=== Enunciado 1 ===
Com base no texto sobre o apagão no Amapá, responda:
(a) Quantos municípios do Amapá ficaram sem energia contínua durante o apagão?
(b) Quantas pessoas morreram no naufrágio do navio Anna Karoline III?
(c) Em que data o ICL News publicou a matéria mencionada?
=== Enunciado 2 ===
Diga se cada frase abaixo bate com o texto sobre o apagão no Amapá, respondendo sim ou não e citando as palavras do texto que decidem a questão.
(a) O apagão deixou os municípios sem energia contínua por menos de dez dias.
(b) A ANEEL e a ANTAQ têm escritórios de fiscalização no Amapá.
(c) O naufrágio do Anna Karoline III aconteceu em 2020.

=== Trecho do documento ===

━━━━━━━━━━━━━━━━━━━━

Apagão no Amapá – 04 anos: a urgência de reformas nas agências reguladoras brasileiras!

No último domingo, 3 de novembro de 2024, completou-se o aniversário de quatro anos de um trágico apagão que deixou 13 municípios do estado do Amapá sem fornecimento contínuo de energia elétrica por mais de 20 dias. Esse evento, marcado por sofrimento e prejuízos incalculáveis à população, permanece como um triste episódio na memória coletiva do Amapá.

Embora quatro anos tenham se passado, observa-se uma ausência de punições severas e eficazes para os responsáveis, seja a concessionária de transmissão de energia da época, seja a Agência Nacional de Energia Elétrica (ANEEL), responsável pela fiscalização.

Além disso, os danos causados às pessoas que faliram durante esse fatídico período sem energia ainda não foram ressarcidos, evidenciando uma enorme morosidade da justiça.

Ainda em 2020, em 29 de fevereiro, outro evento trágico — desta vez no setor de transporte fluvial — onde 42 pessoas morreram no naufrágio do navio Anna Karoline III. Após investigações, constatou-se também a falta de fiscalização pela Agência Nacional de
Transportes Aquaviários (ANTAQ), evidenciando mais uma vez o descaso, pois tanto a ANEEL quanto a ANTAQ não possuem escritórios de fiscalização no Amapá.

A imprensa nacional tem, por vezes, criticado a atuação da ANEEL, apontando falhas no fornecimento de energia, como evidenciado em críticas à distribuidora de energia de São Paulo. Em 18 de outubro de 2024, o jornal digital ICL News publicou uma matéria contundente em que uma de suas jornalistas afirmou: “o modelo das agências reguladoras no Brasil não deu certo; as agências viraram extensão dos interesses das empresas”. A jornalista foi categórica ao denunciar que a ANEEL teria sido capturada pelo lobby empresarial.

━━━━━━━━━━━━━━━━━━━━

=== Registros fornecidos ===
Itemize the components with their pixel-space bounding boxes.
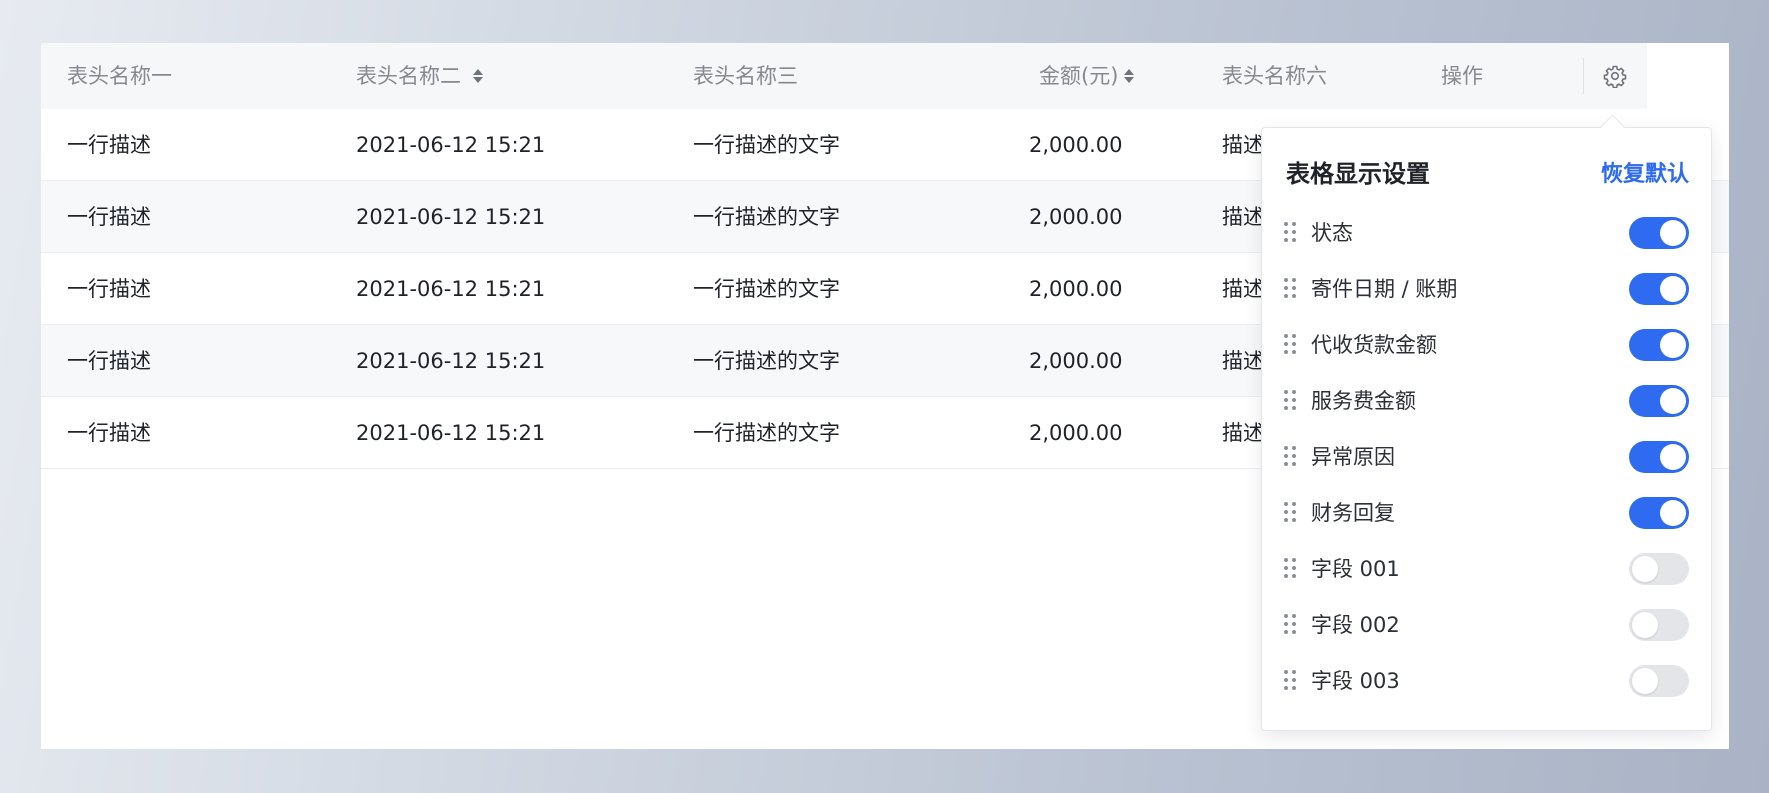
column-setting-label: 寄件日期 / 账期 [1311,277,1458,301]
column-setting-label: 字段 001 [1311,557,1400,581]
table-cell: 一行描述的文字 [693,205,840,229]
drag-handle-icon[interactable] [1284,502,1298,524]
column-setting-label: 状态 [1311,221,1353,245]
column-setting-label: 字段 003 [1311,669,1400,693]
column-setting-item: 异常原因 [1262,428,1711,484]
toggle-knob [1632,668,1658,694]
column-header-3: 表头名称三 [693,64,798,88]
drag-handle-icon[interactable] [1284,446,1298,468]
table-cell: 2,000.00 [1029,205,1123,229]
column-setting-item: 字段 002 [1262,596,1711,652]
reset-default-button[interactable]: 恢复默认 [1601,156,1689,188]
column-setting-item: 代收货款金额 [1262,316,1711,372]
drag-handle-icon[interactable] [1284,670,1298,692]
table-header: 表头名称一 表头名称二 表头名称三 金额(元) 表头名称六 操作 [41,43,1647,109]
column-header-1: 表头名称一 [67,64,172,88]
column-visibility-toggle[interactable] [1629,217,1689,249]
drag-handle-icon[interactable] [1284,334,1298,356]
toggle-knob [1632,612,1658,638]
table-cell: 2021-06-12 15:21 [356,133,546,157]
table-display-settings-popover: 表格显示设置 恢复默认 状态寄件日期 / 账期 代收货款金额 服务费金额异常原因财务… [1261,127,1712,731]
table-cell: 一行描述的文字 [693,277,840,301]
header-divider [1583,58,1584,94]
table-cell: 一行描述 [67,349,151,373]
table-cell: 2,000.00 [1029,277,1123,301]
column-setting-label: 服务费金额 [1311,389,1416,413]
drag-handle-icon[interactable] [1284,278,1298,300]
toggle-knob [1660,444,1686,470]
column-visibility-toggle[interactable] [1629,329,1689,361]
table-cell: 一行描述的文字 [693,133,840,157]
column-visibility-toggle[interactable] [1629,273,1689,305]
toggle-knob [1632,556,1658,582]
table-cell: 2021-06-12 15:21 [356,421,546,445]
column-setting-item: 服务费金额 [1262,372,1711,428]
column-visibility-toggle[interactable] [1629,385,1689,417]
column-setting-label: 财务回复 [1311,501,1395,525]
column-header-2[interactable]: 表头名称二 [356,43,483,109]
drag-handle-icon[interactable] [1284,390,1298,412]
column-setting-label: 字段 002 [1311,613,1400,637]
table-cell: 一行描述的文字 [693,421,840,445]
toggle-knob [1660,276,1686,302]
column-visibility-toggle[interactable] [1629,609,1689,641]
toggle-knob [1660,220,1686,246]
column-visibility-list: 状态寄件日期 / 账期 代收货款金额 服务费金额异常原因财务回复字段 001 字段 0… [1262,204,1711,708]
table-cell: 2,000.00 [1029,133,1123,157]
drag-handle-icon[interactable] [1284,558,1298,580]
column-visibility-toggle[interactable] [1629,497,1689,529]
column-visibility-toggle[interactable] [1629,553,1689,585]
table-cell: 2,000.00 [1029,421,1123,445]
column-setting-item: 状态 [1262,204,1711,260]
column-setting-label: 异常原因 [1311,445,1395,469]
column-setting-item: 财务回复 [1262,484,1711,540]
table-cell: 一行描述 [67,205,151,229]
popover-title: 表格显示设置 [1286,160,1430,188]
table-cell: 一行描述 [67,421,151,445]
gear-icon [1603,65,1627,88]
table-cell: 2021-06-12 15:21 [356,349,546,373]
table-cell: 2,000.00 [1029,349,1123,373]
toggle-knob [1660,332,1686,358]
table-cell: 2021-06-12 15:21 [356,205,546,229]
column-setting-item: 字段 001 [1262,540,1711,596]
sort-icon[interactable] [473,66,483,86]
column-setting-label: 代收货款金额 [1311,333,1437,357]
table-cell: 一行描述 [67,277,151,301]
drag-handle-icon[interactable] [1284,614,1298,636]
drag-handle-icon[interactable] [1284,222,1298,244]
sort-icon[interactable] [1124,66,1135,86]
column-header-actions: 操作 [1441,64,1483,88]
toggle-knob [1660,388,1686,414]
table-cell: 2021-06-12 15:21 [356,277,546,301]
column-header-6: 表头名称六 [1222,64,1327,88]
column-visibility-toggle[interactable] [1629,665,1689,697]
table-cell: 一行描述 [67,133,151,157]
column-setting-item: 字段 003 [1262,652,1711,708]
table-settings-button[interactable] [1599,60,1631,92]
column-setting-item: 寄件日期 / 账期 [1262,260,1711,316]
column-visibility-toggle[interactable] [1629,441,1689,473]
column-header-amount[interactable]: 金额(元) [1039,43,1135,109]
toggle-knob [1660,500,1686,526]
table-cell: 一行描述的文字 [693,349,840,373]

━━━━━━━━━━━━━━━━━━━━

=== Resposta 1 ===
(a) 13 municípios.
(b) 42 pessoas.
(c) Em 18 de outubro de 2024.

=== Resposta 2 ===
(a) Não: "por mais de 20 dias".
(b) Não: "tanto a ANEEL quanto a ANTAQ não possuem escritórios de fiscalização no Amapá".
(c) Sim: "Ainda em 2020, em 29 de fevereiro".